**DOCUMENT PASSAGE**.
And everyone agrees that lives need saving. In Colorado, opioid deaths rose by 59% from 2019 to 2020 and then another 27% from 2020 to 2021, a year in which there were 1,881 drug overdoses in the state. The huge increase in fatalities is mostly due to dealers mixing fentanyl — a synthetic drug that is 50 to 100 times more potent than heroin — with another opioid.

The concept — bring your drugs here, and we’ll help if you need it — doesn’t fit into the mostly discredited just-say-no philosophy, which, of course, never worked.

And it seems like a direct counterpoint to the war on drugs, which has been ongoing for approximately forever with little success. But the lack of success hasn’t stopped calls for not just a figurative war, but a literal one.

As you may have heard, many Republicans, including presidential candidates and Ukraine war skeptics like Donald Trump and Ron DeSantis, are calling for military intervention into Mexico. They would use American might to take on the cartels, with or without approval from the overmatched Mexican government.

That’s probably just so much campaign talk. But it’s getting attention because it’s hitting a nerve and because, well, it’s as much about the GOP obsession with immigration as it is about drugs.

But also getting attention are the supervised injection sites that have opened in  New York City and the one set to open Friday in Providence, Rhode Island. But America’s few examples leave us years behind the rest of the world. The first such site was opened in Switzerland in 1986 during the AIDS crisis, and now there are hundreds across Europe. In Canada, there are 38 sites, with Vancouver, which has about 1,700 people using its site per month, the most prominent. According to Canadian authorities, they have treated 47,000 overdoses since 2017 — and without a single loss of life.

**STUDY QUESTIONS**.
[a] According to the passage on supervised injection sites, why did opioid fatalities rise so sharply? Please answer in one to three sentences.
[b] List every city named in the passage on supervised injection sites.

Records taken from a dataset

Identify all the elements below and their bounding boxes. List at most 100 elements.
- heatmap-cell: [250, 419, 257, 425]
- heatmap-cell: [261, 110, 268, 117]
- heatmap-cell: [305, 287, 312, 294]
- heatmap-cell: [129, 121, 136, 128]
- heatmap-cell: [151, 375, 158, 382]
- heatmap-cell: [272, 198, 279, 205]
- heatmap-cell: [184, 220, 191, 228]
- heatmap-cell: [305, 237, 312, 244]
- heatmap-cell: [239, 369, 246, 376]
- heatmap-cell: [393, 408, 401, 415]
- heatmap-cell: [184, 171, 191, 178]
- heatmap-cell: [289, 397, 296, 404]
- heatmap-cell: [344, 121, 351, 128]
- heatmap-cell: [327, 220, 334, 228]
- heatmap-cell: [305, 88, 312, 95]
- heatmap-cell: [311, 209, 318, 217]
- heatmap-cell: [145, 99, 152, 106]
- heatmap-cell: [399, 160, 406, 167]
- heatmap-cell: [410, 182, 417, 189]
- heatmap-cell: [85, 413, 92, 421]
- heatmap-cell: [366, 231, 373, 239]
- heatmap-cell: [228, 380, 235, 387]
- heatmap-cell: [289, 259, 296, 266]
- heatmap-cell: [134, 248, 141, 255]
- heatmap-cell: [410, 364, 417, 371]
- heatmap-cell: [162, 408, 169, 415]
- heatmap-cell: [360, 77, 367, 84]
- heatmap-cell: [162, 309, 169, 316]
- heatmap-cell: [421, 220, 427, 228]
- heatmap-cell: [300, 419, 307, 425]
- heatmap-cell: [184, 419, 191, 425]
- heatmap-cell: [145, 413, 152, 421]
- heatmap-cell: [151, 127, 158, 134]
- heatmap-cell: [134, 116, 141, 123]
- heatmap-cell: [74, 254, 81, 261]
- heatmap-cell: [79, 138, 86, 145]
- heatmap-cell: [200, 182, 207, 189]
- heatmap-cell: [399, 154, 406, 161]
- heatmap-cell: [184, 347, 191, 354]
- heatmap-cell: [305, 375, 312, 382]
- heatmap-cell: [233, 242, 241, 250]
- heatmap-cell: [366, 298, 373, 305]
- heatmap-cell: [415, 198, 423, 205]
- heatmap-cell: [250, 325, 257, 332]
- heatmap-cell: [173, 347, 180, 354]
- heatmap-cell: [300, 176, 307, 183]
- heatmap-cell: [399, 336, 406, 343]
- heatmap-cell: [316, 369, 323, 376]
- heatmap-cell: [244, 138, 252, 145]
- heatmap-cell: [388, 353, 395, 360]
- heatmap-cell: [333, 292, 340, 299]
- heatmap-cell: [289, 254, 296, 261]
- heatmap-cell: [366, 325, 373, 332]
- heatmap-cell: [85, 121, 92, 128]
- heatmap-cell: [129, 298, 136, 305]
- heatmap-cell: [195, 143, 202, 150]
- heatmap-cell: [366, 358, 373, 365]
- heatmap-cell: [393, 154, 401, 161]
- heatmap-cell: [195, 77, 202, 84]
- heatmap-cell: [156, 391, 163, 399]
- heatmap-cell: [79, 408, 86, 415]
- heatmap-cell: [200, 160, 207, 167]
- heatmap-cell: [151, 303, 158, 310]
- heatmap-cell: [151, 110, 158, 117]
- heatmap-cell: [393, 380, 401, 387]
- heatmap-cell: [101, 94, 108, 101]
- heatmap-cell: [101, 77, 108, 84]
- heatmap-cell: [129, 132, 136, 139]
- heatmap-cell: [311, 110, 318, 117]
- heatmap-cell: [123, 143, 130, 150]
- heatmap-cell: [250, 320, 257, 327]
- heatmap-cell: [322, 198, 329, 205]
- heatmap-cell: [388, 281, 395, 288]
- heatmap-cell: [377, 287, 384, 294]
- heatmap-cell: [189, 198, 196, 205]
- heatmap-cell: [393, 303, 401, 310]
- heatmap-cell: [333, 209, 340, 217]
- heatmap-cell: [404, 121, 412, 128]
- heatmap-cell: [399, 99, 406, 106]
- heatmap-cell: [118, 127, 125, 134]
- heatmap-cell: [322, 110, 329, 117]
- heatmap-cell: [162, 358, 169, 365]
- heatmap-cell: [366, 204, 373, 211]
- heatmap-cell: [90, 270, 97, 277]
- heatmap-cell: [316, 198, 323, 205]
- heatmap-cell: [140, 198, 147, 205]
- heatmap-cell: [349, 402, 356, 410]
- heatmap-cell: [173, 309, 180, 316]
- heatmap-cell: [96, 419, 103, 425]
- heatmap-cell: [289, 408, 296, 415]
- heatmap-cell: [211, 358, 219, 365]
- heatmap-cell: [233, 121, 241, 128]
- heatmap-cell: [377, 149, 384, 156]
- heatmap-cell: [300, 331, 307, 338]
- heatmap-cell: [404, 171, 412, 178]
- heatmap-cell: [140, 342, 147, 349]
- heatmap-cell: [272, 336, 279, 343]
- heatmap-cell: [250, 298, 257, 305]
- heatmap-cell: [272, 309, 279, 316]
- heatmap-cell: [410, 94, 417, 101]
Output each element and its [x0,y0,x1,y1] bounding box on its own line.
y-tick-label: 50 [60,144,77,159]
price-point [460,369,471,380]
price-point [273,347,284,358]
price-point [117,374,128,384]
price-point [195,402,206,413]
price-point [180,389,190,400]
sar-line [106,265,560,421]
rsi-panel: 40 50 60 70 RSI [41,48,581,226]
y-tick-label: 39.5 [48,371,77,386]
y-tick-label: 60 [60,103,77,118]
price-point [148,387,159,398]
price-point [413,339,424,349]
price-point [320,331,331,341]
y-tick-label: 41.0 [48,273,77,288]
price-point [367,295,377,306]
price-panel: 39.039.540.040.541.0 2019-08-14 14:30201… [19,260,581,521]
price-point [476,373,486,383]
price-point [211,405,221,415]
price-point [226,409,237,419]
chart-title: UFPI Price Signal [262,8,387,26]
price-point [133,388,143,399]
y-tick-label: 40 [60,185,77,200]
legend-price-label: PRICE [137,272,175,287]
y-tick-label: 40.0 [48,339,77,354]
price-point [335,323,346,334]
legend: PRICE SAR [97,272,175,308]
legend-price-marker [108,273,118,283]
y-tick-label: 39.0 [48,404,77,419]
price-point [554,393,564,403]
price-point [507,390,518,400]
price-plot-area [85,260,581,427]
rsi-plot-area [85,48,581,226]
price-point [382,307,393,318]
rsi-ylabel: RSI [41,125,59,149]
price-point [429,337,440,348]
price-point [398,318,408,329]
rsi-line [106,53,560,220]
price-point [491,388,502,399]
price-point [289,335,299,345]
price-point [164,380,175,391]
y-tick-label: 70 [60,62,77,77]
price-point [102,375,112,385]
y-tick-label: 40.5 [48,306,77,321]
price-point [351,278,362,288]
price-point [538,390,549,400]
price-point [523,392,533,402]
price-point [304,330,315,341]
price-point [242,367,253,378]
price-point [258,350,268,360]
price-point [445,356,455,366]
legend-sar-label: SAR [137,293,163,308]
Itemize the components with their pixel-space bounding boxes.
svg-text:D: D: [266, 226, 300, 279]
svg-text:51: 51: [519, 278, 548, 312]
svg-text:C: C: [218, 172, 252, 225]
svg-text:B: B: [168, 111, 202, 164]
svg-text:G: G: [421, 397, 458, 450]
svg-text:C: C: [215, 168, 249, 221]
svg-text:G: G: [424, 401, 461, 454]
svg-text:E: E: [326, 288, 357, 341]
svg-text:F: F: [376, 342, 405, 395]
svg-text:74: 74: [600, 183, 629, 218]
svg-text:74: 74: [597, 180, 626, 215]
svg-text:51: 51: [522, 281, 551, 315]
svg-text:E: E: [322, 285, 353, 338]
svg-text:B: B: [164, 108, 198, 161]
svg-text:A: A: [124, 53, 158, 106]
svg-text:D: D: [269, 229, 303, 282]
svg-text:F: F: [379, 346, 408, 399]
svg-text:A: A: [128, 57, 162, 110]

**ANSWERS TO THE EXERCISES**.
[a] Dealers are mixing fentanyl with another opioid. Fentanyl is a synthetic drug 50 to 100 times more potent than heroin.

[b]
New York City
Providence
Vancouver